◆ **Aim**: Restate the records below word for word.

◆ **Provided data**:

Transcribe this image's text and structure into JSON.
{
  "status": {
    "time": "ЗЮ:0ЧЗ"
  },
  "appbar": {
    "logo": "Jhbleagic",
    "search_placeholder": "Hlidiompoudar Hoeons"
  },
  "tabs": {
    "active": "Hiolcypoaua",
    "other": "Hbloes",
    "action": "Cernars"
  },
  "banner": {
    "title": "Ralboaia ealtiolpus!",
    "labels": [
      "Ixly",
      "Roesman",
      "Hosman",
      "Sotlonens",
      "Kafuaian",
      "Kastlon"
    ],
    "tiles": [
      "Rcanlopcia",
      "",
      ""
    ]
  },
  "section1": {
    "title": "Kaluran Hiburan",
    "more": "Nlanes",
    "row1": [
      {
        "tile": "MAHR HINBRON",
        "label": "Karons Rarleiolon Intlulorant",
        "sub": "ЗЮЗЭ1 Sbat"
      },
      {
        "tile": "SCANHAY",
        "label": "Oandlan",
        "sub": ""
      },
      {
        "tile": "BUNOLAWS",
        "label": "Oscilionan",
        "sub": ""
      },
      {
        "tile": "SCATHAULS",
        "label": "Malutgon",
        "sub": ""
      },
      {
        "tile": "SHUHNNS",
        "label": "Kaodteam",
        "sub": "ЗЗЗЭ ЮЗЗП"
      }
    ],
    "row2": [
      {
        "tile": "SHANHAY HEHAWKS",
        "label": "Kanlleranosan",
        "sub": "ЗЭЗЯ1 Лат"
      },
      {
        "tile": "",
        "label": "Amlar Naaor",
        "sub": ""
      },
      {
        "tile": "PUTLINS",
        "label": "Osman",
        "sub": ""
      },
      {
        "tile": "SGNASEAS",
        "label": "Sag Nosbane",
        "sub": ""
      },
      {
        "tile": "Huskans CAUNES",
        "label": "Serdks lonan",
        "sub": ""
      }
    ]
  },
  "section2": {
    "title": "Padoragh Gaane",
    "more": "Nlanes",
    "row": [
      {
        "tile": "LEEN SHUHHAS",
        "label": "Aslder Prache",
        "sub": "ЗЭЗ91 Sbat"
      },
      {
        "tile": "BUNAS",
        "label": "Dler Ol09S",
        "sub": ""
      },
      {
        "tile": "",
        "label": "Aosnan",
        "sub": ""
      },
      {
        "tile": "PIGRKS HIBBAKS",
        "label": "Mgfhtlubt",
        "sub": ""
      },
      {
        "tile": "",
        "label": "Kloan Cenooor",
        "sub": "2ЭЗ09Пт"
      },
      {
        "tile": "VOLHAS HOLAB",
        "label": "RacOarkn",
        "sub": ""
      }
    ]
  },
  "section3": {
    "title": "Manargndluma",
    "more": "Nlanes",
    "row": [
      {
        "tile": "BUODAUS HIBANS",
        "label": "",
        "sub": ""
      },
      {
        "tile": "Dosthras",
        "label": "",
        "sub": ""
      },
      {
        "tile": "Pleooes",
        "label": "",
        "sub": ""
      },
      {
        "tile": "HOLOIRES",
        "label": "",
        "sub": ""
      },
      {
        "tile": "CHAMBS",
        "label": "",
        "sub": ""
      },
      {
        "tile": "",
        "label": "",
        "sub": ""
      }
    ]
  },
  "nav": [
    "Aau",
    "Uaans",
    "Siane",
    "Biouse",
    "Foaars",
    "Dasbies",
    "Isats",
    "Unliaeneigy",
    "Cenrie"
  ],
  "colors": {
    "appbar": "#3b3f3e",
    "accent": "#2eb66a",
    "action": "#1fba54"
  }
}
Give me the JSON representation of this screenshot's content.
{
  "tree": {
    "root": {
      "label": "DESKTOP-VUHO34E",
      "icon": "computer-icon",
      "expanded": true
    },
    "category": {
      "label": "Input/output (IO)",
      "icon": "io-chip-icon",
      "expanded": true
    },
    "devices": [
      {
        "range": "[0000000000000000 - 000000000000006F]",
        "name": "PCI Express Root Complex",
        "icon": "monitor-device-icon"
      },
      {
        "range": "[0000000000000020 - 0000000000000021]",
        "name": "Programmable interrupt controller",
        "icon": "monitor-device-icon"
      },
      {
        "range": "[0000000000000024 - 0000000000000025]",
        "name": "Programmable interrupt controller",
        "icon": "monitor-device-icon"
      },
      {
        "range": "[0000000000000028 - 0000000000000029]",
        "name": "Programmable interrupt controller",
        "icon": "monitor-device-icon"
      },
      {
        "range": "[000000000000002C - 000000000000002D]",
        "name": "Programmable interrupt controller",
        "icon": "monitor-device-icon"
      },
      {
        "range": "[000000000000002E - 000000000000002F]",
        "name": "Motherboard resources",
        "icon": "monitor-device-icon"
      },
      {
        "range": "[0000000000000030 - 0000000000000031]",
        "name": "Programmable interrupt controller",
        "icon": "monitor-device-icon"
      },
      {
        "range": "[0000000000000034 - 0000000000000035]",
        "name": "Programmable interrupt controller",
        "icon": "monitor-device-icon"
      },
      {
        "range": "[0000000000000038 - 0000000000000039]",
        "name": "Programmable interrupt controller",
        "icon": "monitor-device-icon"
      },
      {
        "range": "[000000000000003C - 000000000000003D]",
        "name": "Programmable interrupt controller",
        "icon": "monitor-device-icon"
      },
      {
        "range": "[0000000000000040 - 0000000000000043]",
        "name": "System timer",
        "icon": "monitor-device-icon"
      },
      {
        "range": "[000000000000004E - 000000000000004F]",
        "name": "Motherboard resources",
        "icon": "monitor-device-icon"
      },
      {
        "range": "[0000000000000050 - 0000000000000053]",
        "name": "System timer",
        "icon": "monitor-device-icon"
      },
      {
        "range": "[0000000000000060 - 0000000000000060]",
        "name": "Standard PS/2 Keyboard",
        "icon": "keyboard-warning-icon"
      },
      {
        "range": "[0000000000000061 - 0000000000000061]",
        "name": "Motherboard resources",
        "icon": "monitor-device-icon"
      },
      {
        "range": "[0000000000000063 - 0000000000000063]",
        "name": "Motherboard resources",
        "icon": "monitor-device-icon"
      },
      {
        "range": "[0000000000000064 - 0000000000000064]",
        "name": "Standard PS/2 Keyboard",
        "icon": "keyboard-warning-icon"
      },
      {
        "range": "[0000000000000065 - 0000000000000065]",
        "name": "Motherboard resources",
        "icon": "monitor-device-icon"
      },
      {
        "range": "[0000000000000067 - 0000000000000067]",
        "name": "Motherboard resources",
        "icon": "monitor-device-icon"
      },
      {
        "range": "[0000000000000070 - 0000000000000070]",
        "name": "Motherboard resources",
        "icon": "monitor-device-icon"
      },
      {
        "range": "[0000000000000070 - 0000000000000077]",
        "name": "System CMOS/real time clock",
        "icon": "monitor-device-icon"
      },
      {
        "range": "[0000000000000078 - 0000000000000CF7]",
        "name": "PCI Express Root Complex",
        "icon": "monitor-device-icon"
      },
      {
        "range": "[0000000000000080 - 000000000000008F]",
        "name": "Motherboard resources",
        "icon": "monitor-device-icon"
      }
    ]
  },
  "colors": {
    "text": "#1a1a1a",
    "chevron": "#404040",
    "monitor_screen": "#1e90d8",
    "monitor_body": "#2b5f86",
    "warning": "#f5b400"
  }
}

◆ **Solution to the problem**:
Transcribe this image's text and structure into JSON.
{
  "status": {
    "time": "ЗЮ:0ЧЗ"
  },
  "appbar": {
    "logo": "Jhbleagic",
    "search_placeholder": "Hlidiompoudar Hoeons"
  },
  "tabs": {
    "active": "Hiolcypoaua",
    "other": "Hbloes",
    "action": "Cernars"
  },
  "banner": {
    "title": "Ralboaia ealtiolpus!",
    "labels": [
      "Ixly",
      "Roesman",
      "Hosman",
      "Sotlonens",
      "Kafuaian",
      "Kastlon"
    ],
    "tiles": [
      "Rcanlopcia",
      "",
      ""
    ]
  },
  "section1": {
    "title": "Kaluran Hiburan",
    "more": "Nlanes",
    "row1": [
      {
        "tile": "MAHR HINBRON",
        "label": "Karons Rarleiolon Intlulorant",
        "sub": "ЗЮЗЭ1 Sbat"
      },
      {
        "tile": "SCANHAY",
        "label": "Oandlan",
        "sub": ""
      },
      {
        "tile": "BUNOLAWS",
        "label": "Oscilionan",
        "sub": ""
      },
      {
        "tile": "SCATHAULS",
        "label": "Malutgon",
        "sub": ""
      },
      {
        "tile": "SHUHNNS",
        "label": "Kaodteam",
        "sub": "ЗЗЗЭ ЮЗЗП"
      }
    ],
    "row2": [
      {
        "tile": "SHANHAY HEHAWKS",
        "label": "Kanlleranosan",
        "sub": "ЗЭЗЯ1 Лат"
      },
      {
        "tile": "",
        "label": "Amlar Naaor",
        "sub": ""
      },
      {
        "tile": "PUTLINS",
        "label": "Osman",
        "sub": ""
      },
      {
        "tile": "SGNASEAS",
        "label": "Sag Nosbane",
        "sub": ""
      },
      {
        "tile": "Huskans CAUNES",
        "label": "Serdks lonan",
        "sub": ""
      }
    ]
  },
  "section2": {
    "title": "Padoragh Gaane",
    "more": "Nlanes",
    "row": [
      {
        "tile": "LEEN SHUHHAS",
        "label": "Aslder Prache",
        "sub": "ЗЭЗ91 Sbat"
      },
      {
        "tile": "BUNAS",
        "label": "Dler Ol09S",
        "sub": ""
      },
      {
        "tile": "",
        "label": "Aosnan",
        "sub": ""
      },
      {
        "tile": "PIGRKS HIBBAKS",
        "label": "Mgfhtlubt",
        "sub": ""
      },
      {
        "tile": "",
        "label": "Kloan Cenooor",
        "sub": "2ЭЗ09Пт"
      },
      {
        "tile": "VOLHAS HOLAB",
        "label": "RacOarkn",
        "sub": ""
      }
    ]
  },
  "section3": {
    "title": "Manargndluma",
    "more": "Nlanes",
    "row": [
      {
        "tile": "BUODAUS HIBANS",
        "label": "",
        "sub": ""
      },
      {
        "tile": "Dosthras",
        "label": "",
        "sub": ""
      },
      {
        "tile": "Pleooes",
        "label": "",
        "sub": ""
      },
      {
        "tile": "HOLOIRES",
        "label": "",
        "sub": ""
      },
      {
        "tile": "CHAMBS",
        "label": "",
        "sub": ""
      },
      {
        "tile": "",
        "label": "",
        "sub": ""
      }
    ]
  },
  "nav": [
    "Aau",
    "Uaans",
    "Siane",
    "Biouse",
    "Foaars",
    "Dasbies",
    "Isats",
    "Unliaeneigy",
    "Cenrie"
  ],
  "colors": {
    "appbar": "#3b3f3e",
    "accent": "#2eb66a",
    "action": "#1fba54"
  }
}
Give me the JSON representation of this screenshot's content.
{
  "tree": {
    "root": {
      "label": "DESKTOP-VUHO34E",
      "icon": "computer-icon",
      "expanded": true
    },
    "category": {
      "label": "Input/output (IO)",
      "icon": "io-chip-icon",
      "expanded": true
    },
    "devices": [
      {
        "range": "[0000000000000000 - 000000000000006F]",
        "name": "PCI Express Root Complex",
        "icon": "monitor-device-icon"
      },
      {
        "range": "[0000000000000020 - 0000000000000021]",
        "name": "Programmable interrupt controller",
        "icon": "monitor-device-icon"
      },
      {
        "range": "[0000000000000024 - 0000000000000025]",
        "name": "Programmable interrupt controller",
        "icon": "monitor-device-icon"
      },
      {
        "range": "[0000000000000028 - 0000000000000029]",
        "name": "Programmable interrupt controller",
        "icon": "monitor-device-icon"
      },
      {
        "range": "[000000000000002C - 000000000000002D]",
        "name": "Programmable interrupt controller",
        "icon": "monitor-device-icon"
      },
      {
        "range": "[000000000000002E - 000000000000002F]",
        "name": "Motherboard resources",
        "icon": "monitor-device-icon"
      },
      {
        "range": "[0000000000000030 - 0000000000000031]",
        "name": "Programmable interrupt controller",
        "icon": "monitor-device-icon"
      },
      {
        "range": "[0000000000000034 - 0000000000000035]",
        "name": "Programmable interrupt controller",
        "icon": "monitor-device-icon"
      },
      {
        "range": "[0000000000000038 - 0000000000000039]",
        "name": "Programmable interrupt controller",
        "icon": "monitor-device-icon"
      },
      {
        "range": "[000000000000003C - 000000000000003D]",
        "name": "Programmable interrupt controller",
        "icon": "monitor-device-icon"
      },
      {
        "range": "[0000000000000040 - 0000000000000043]",
        "name": "System timer",
        "icon": "monitor-device-icon"
      },
      {
        "range": "[000000000000004E - 000000000000004F]",
        "name": "Motherboard resources",
        "icon": "monitor-device-icon"
      },
      {
        "range": "[0000000000000050 - 0000000000000053]",
        "name": "System timer",
        "icon": "monitor-device-icon"
      },
      {
        "range": "[0000000000000060 - 0000000000000060]",
        "name": "Standard PS/2 Keyboard",
        "icon": "keyboard-warning-icon"
      },
      {
        "range": "[0000000000000061 - 0000000000000061]",
        "name": "Motherboard resources",
        "icon": "monitor-device-icon"
      },
      {
        "range": "[0000000000000063 - 0000000000000063]",
        "name": "Motherboard resources",
        "icon": "monitor-device-icon"
      },
      {
        "range": "[0000000000000064 - 0000000000000064]",
        "name": "Standard PS/2 Keyboard",
        "icon": "keyboard-warning-icon"
      },
      {
        "range": "[0000000000000065 - 0000000000000065]",
        "name": "Motherboard resources",
        "icon": "monitor-device-icon"
      },
      {
        "range": "[0000000000000067 - 0000000000000067]",
        "name": "Motherboard resources",
        "icon": "monitor-device-icon"
      },
      {
        "range": "[0000000000000070 - 0000000000000070]",
        "name": "Motherboard resources",
        "icon": "monitor-device-icon"
      },
      {
        "range": "[0000000000000070 - 0000000000000077]",
        "name": "System CMOS/real time clock",
        "icon": "monitor-device-icon"
      },
      {
        "range": "[0000000000000078 - 0000000000000CF7]",
        "name": "PCI Express Root Complex",
        "icon": "monitor-device-icon"
      },
      {
        "range": "[0000000000000080 - 000000000000008F]",
        "name": "Motherboard resources",
        "icon": "monitor-device-icon"
      }
    ]
  },
  "colors": {
    "text": "#1a1a1a",
    "chevron": "#404040",
    "monitor_screen": "#1e90d8",
    "monitor_body": "#2b5f86",
    "warning": "#f5b400"
  }
}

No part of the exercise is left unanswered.